Written exercise >> Return all lines in the material below that contain "icon".

===== Source material

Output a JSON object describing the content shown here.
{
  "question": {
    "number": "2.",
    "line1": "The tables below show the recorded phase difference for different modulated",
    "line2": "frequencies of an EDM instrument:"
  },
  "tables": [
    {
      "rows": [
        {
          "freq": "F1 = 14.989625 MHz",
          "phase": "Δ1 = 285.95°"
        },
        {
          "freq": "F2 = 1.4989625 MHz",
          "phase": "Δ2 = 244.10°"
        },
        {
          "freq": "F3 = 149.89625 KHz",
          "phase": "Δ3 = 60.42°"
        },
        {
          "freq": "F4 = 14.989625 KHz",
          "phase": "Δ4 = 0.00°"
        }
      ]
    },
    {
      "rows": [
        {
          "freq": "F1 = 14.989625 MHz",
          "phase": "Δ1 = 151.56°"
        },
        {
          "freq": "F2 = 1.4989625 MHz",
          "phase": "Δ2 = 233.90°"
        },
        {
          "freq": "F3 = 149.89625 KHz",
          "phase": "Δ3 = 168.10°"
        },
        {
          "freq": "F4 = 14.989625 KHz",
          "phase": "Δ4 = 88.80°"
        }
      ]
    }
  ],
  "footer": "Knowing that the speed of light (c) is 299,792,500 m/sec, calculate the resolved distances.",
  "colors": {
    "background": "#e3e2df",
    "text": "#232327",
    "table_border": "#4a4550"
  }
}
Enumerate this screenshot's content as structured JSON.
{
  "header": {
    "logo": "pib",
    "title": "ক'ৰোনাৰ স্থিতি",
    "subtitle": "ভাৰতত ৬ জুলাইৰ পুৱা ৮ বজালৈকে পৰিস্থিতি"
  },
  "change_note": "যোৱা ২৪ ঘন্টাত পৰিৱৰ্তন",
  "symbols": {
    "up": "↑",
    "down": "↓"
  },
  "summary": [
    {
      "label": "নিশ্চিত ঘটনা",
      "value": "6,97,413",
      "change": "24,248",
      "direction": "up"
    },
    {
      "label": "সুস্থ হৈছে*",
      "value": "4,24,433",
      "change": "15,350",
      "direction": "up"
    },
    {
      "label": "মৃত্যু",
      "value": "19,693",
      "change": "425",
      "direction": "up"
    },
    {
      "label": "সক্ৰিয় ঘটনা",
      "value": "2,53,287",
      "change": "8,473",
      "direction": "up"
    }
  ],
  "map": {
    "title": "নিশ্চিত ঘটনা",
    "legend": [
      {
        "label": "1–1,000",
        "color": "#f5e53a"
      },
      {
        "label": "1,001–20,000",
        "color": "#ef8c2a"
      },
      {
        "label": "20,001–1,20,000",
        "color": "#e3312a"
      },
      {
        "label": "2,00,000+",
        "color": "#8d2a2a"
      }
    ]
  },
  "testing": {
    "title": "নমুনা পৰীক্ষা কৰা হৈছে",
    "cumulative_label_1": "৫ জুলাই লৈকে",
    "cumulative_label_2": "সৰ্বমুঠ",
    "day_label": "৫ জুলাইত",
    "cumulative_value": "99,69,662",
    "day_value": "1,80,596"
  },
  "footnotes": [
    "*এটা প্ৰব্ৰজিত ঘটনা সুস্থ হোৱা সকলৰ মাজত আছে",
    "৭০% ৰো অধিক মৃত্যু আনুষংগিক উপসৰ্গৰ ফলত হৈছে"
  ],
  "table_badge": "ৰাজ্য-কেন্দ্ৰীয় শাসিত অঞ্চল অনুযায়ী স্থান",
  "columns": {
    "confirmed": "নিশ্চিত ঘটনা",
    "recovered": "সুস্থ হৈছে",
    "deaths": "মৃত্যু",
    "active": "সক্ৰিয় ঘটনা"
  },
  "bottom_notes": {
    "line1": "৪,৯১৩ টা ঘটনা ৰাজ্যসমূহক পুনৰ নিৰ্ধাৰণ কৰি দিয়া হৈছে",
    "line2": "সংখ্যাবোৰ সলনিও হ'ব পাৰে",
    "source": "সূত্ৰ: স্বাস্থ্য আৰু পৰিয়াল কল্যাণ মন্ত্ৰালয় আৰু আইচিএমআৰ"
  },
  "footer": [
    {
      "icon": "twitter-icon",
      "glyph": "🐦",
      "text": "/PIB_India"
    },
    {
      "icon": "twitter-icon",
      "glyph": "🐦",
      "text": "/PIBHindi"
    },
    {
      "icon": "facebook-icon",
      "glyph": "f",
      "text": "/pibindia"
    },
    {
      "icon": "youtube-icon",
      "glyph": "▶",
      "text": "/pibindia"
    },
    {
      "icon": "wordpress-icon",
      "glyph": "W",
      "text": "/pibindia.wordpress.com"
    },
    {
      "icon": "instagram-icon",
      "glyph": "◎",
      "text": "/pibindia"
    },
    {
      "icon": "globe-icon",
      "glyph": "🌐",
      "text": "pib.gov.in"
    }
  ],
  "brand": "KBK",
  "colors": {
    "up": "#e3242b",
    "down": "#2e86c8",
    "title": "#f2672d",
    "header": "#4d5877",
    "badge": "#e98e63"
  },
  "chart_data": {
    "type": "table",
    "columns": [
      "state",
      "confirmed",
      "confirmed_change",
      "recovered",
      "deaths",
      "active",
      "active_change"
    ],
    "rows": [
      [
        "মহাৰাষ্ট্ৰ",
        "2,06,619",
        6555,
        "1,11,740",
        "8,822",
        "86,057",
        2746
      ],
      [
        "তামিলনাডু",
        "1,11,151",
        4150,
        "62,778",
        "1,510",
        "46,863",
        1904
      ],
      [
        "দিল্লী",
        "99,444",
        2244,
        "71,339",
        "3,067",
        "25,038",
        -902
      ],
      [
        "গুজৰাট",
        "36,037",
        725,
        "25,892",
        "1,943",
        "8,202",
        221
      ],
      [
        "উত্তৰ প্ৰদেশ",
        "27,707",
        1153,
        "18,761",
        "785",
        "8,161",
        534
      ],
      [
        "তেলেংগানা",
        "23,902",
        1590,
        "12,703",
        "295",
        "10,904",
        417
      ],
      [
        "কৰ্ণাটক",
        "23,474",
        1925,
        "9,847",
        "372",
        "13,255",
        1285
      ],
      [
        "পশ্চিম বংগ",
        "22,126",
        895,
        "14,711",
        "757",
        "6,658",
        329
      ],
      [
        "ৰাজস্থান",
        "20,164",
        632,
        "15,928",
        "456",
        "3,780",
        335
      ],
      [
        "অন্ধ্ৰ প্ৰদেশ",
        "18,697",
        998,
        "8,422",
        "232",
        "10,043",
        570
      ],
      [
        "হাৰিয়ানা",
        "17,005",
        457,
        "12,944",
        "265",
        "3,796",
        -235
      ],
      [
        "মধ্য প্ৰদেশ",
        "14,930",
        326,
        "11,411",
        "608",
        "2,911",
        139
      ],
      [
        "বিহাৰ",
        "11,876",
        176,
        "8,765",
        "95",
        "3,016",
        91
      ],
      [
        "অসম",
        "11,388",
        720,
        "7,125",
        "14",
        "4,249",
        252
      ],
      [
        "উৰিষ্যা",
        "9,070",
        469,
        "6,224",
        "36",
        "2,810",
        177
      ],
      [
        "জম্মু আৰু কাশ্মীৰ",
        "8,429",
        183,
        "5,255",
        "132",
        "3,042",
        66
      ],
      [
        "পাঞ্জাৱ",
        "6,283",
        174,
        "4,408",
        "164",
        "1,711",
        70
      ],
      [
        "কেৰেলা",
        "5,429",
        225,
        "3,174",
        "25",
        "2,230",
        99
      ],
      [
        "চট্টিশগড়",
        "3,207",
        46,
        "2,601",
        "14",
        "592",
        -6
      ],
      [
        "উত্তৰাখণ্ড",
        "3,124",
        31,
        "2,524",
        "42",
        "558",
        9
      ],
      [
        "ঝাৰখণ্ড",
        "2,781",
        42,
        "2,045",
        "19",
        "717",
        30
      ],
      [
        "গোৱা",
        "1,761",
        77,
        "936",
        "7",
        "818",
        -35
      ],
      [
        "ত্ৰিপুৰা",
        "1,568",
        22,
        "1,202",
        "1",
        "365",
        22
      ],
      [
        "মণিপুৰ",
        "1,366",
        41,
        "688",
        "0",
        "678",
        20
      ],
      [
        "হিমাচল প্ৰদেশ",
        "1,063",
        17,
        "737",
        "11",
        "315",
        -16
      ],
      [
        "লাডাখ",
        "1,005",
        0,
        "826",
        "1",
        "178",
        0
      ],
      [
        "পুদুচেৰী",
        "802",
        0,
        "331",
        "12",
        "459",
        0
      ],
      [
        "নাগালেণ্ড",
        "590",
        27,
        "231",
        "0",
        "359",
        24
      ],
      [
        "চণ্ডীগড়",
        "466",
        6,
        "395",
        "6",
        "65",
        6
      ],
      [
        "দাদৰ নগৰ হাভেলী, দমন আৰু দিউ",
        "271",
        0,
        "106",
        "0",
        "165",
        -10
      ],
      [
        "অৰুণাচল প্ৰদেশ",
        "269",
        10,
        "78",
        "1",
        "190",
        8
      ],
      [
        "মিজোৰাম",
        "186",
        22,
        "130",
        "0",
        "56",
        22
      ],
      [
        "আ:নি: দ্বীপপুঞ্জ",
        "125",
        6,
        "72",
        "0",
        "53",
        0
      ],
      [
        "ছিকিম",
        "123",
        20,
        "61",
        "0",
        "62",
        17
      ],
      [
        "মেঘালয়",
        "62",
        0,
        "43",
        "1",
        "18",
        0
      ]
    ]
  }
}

==========

Output below >>
      "icon": "twitter-icon",
      "icon": "twitter-icon",
      "icon": "facebook-icon",
      "icon": "youtube-icon",
      "icon": "wordpress-icon",
      "icon": "instagram-icon",
      "icon": "globe-icon",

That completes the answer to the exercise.